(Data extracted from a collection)
— start —
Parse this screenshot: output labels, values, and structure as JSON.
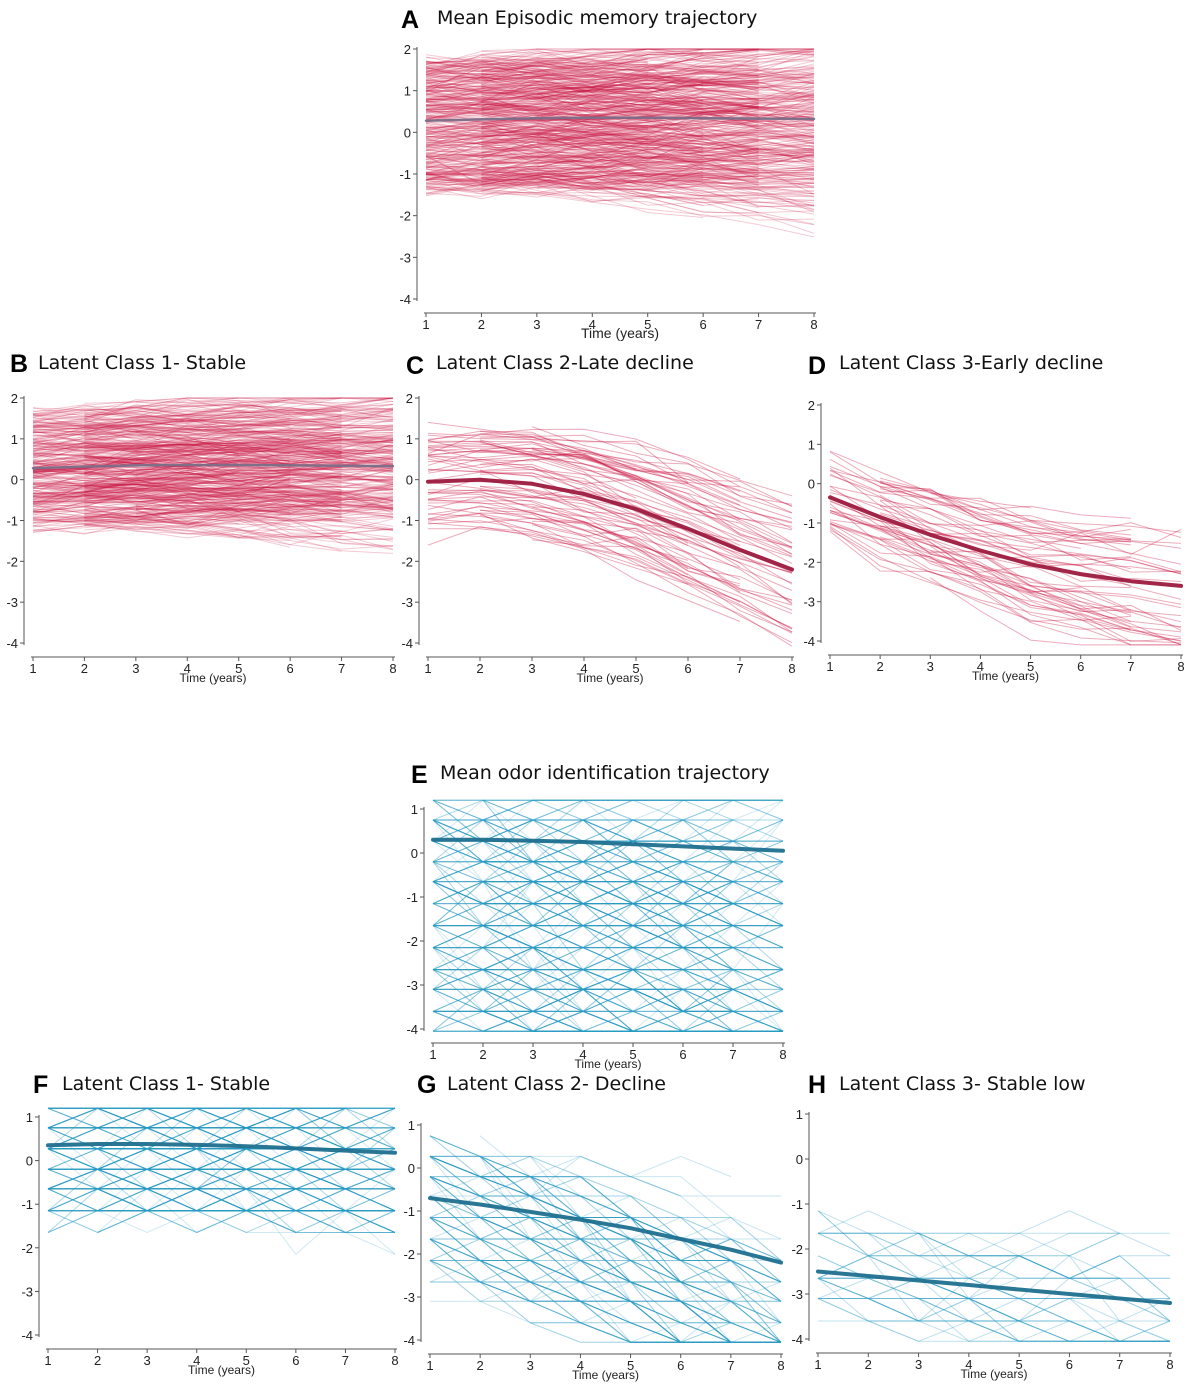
{
  "colors": {
    "memory": "#c8103e",
    "memory_mean": "#9c1a3e",
    "odor": "#2a9bc4",
    "odor_mean": "#1f6f8f",
    "memory_stable_mean": "#7a6e88"
  },
  "chart_data": [
    {
      "id": "A",
      "letter": "A",
      "title": "Mean Episodic memory trajectory",
      "type": "line",
      "xlabel": "Time (years)",
      "ylabel": "",
      "xlim": [
        1,
        8
      ],
      "ylim": [
        -4,
        2
      ],
      "xticks": [
        1,
        2,
        3,
        4,
        5,
        6,
        7,
        8
      ],
      "yticks": [
        2,
        1,
        0,
        -1,
        -2,
        -3,
        -4
      ],
      "series": [
        {
          "values": [
            0.28,
            0.31,
            0.34,
            0.35,
            0.35,
            0.34,
            0.33,
            0.32
          ]
        }
      ],
      "individuals": {
        "count": 480,
        "start_range": [
          -1.4,
          1.7
        ],
        "drift_mean": 0.0,
        "drift_sd": 0.09,
        "noise": 0.25,
        "alpha": 0.22,
        "color_key": "memory"
      },
      "mean_color_key": "memory_stable_mean"
    },
    {
      "id": "B",
      "letter": "B",
      "title": "Latent Class 1- Stable",
      "type": "line",
      "xlabel": "Time (years)",
      "ylabel": "",
      "xlim": [
        1,
        8
      ],
      "ylim": [
        -4,
        2
      ],
      "xticks": [
        1,
        2,
        3,
        4,
        5,
        6,
        7,
        8
      ],
      "yticks": [
        2,
        1,
        0,
        -1,
        -2,
        -3,
        -4
      ],
      "series": [
        {
          "values": [
            0.28,
            0.32,
            0.35,
            0.36,
            0.36,
            0.35,
            0.34,
            0.33
          ]
        }
      ],
      "individuals": {
        "count": 420,
        "start_range": [
          -1.2,
          1.7
        ],
        "drift_mean": 0.0,
        "drift_sd": 0.06,
        "noise": 0.22,
        "alpha": 0.22,
        "color_key": "memory"
      },
      "mean_color_key": "memory_stable_mean"
    },
    {
      "id": "C",
      "letter": "C",
      "title": "Latent Class 2-Late decline",
      "type": "line",
      "xlabel": "Time (years)",
      "ylabel": "",
      "xlim": [
        1,
        8
      ],
      "ylim": [
        -4,
        2
      ],
      "xticks": [
        1,
        2,
        3,
        4,
        5,
        6,
        7,
        8
      ],
      "yticks": [
        2,
        1,
        0,
        -1,
        -2,
        -3,
        -4
      ],
      "series": [
        {
          "values": [
            -0.05,
            0.0,
            -0.1,
            -0.35,
            -0.72,
            -1.2,
            -1.72,
            -2.2
          ]
        }
      ],
      "individuals": {
        "count": 75,
        "start_range": [
          -1.3,
          1.2
        ],
        "drift_mean": 0.0,
        "drift_sd": 0.1,
        "noise": 0.25,
        "alpha": 0.35,
        "color_key": "memory"
      },
      "mean_color_key": "memory_mean"
    },
    {
      "id": "D",
      "letter": "D",
      "title": "Latent Class 3-Early decline",
      "type": "line",
      "xlabel": "Time (years)",
      "ylabel": "",
      "xlim": [
        1,
        8
      ],
      "ylim": [
        -4,
        2
      ],
      "xticks": [
        1,
        2,
        3,
        4,
        5,
        6,
        7,
        8
      ],
      "yticks": [
        2,
        1,
        0,
        -1,
        -2,
        -3,
        -4
      ],
      "series": [
        {
          "values": [
            -0.35,
            -0.85,
            -1.3,
            -1.7,
            -2.05,
            -2.3,
            -2.48,
            -2.6
          ]
        }
      ],
      "individuals": {
        "count": 55,
        "start_range": [
          -1.4,
          0.8
        ],
        "drift_mean": 0.0,
        "drift_sd": 0.12,
        "noise": 0.3,
        "alpha": 0.35,
        "color_key": "memory"
      },
      "mean_color_key": "memory_mean"
    },
    {
      "id": "E",
      "letter": "E",
      "title": "Mean odor identification trajectory",
      "type": "line",
      "xlabel": "Time (years)",
      "ylabel": "",
      "xlim": [
        1,
        8
      ],
      "ylim": [
        -4.2,
        1.4
      ],
      "xticks": [
        1,
        2,
        3,
        4,
        5,
        6,
        7,
        8
      ],
      "yticks": [
        1,
        0,
        -1,
        -2,
        -3,
        -4
      ],
      "series": [
        {
          "values": [
            0.3,
            0.3,
            0.28,
            0.25,
            0.2,
            0.15,
            0.1,
            0.05
          ]
        }
      ],
      "individuals": {
        "count": 420,
        "start_range": [
          -4.0,
          1.2
        ],
        "drift_mean": -0.05,
        "drift_sd": 0.15,
        "noise": 0.6,
        "alpha": 0.22,
        "color_key": "odor",
        "quantize": [
          1.2,
          0.75,
          0.27,
          -0.2,
          -0.65,
          -1.15,
          -1.65,
          -2.15,
          -2.65,
          -3.1,
          -3.6,
          -4.05
        ]
      },
      "mean_color_key": "odor_mean"
    },
    {
      "id": "F",
      "letter": "F",
      "title": "Latent Class 1- Stable",
      "type": "line",
      "xlabel": "Time (years)",
      "ylabel": "",
      "xlim": [
        1,
        8
      ],
      "ylim": [
        -4.2,
        1.4
      ],
      "xticks": [
        1,
        2,
        3,
        4,
        5,
        6,
        7,
        8
      ],
      "yticks": [
        1,
        0,
        -1,
        -2,
        -3,
        -4
      ],
      "series": [
        {
          "values": [
            0.35,
            0.38,
            0.38,
            0.36,
            0.33,
            0.28,
            0.23,
            0.18
          ]
        }
      ],
      "individuals": {
        "count": 320,
        "start_range": [
          -1.2,
          1.2
        ],
        "drift_mean": 0.0,
        "drift_sd": 0.05,
        "noise": 0.45,
        "alpha": 0.22,
        "color_key": "odor",
        "quantize": [
          1.2,
          0.75,
          0.27,
          -0.2,
          -0.65,
          -1.15,
          -1.65,
          -2.15
        ]
      },
      "mean_color_key": "odor_mean"
    },
    {
      "id": "G",
      "letter": "G",
      "title": "Latent Class 2- Decline",
      "type": "line",
      "xlabel": "Time (years)",
      "ylabel": "",
      "xlim": [
        1,
        8
      ],
      "ylim": [
        -4.2,
        1.4
      ],
      "xticks": [
        1,
        2,
        3,
        4,
        5,
        6,
        7,
        8
      ],
      "yticks": [
        1,
        0,
        -1,
        -2,
        -3,
        -4
      ],
      "series": [
        {
          "values": [
            -0.7,
            -0.85,
            -1.02,
            -1.2,
            -1.4,
            -1.65,
            -1.9,
            -2.2
          ]
        }
      ],
      "individuals": {
        "count": 160,
        "start_range": [
          -2.6,
          0.8
        ],
        "drift_mean": -0.22,
        "drift_sd": 0.12,
        "noise": 0.55,
        "alpha": 0.25,
        "color_key": "odor",
        "quantize": [
          0.75,
          0.27,
          -0.2,
          -0.65,
          -1.15,
          -1.65,
          -2.15,
          -2.65,
          -3.1,
          -3.6,
          -4.05
        ]
      },
      "mean_color_key": "odor_mean"
    },
    {
      "id": "H",
      "letter": "H",
      "title": "Latent Class 3- Stable low",
      "type": "line",
      "xlabel": "Time (years)",
      "ylabel": "",
      "xlim": [
        1,
        8
      ],
      "ylim": [
        -4.2,
        1.4
      ],
      "xticks": [
        1,
        2,
        3,
        4,
        5,
        6,
        7,
        8
      ],
      "yticks": [
        1,
        0,
        -1,
        -2,
        -3,
        -4
      ],
      "series": [
        {
          "values": [
            -2.5,
            -2.6,
            -2.7,
            -2.8,
            -2.9,
            -3.0,
            -3.1,
            -3.2
          ]
        }
      ],
      "individuals": {
        "count": 45,
        "start_range": [
          -3.6,
          -1.2
        ],
        "drift_mean": -0.05,
        "drift_sd": 0.08,
        "noise": 0.5,
        "alpha": 0.3,
        "color_key": "odor",
        "quantize": [
          -1.15,
          -1.65,
          -2.15,
          -2.65,
          -3.1,
          -3.6,
          -4.05
        ]
      },
      "mean_color_key": "odor_mean"
    }
  ]
}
— end —
**WHAT THE TASK ASKS:**
Using the listing above, locate the lines that hold "Latent" and copy each one.

**EXERCISE OUTPUT:**
      "title": "Latent Class 1- Stable",
      "title": "Latent Class 2-Late decline",
      "title": "Latent Class 3-Early decline",
      "title": "Latent Class 1- Stable",
      "title": "Latent Class 2- Decline",
      "title": "Latent Class 3- Stable low",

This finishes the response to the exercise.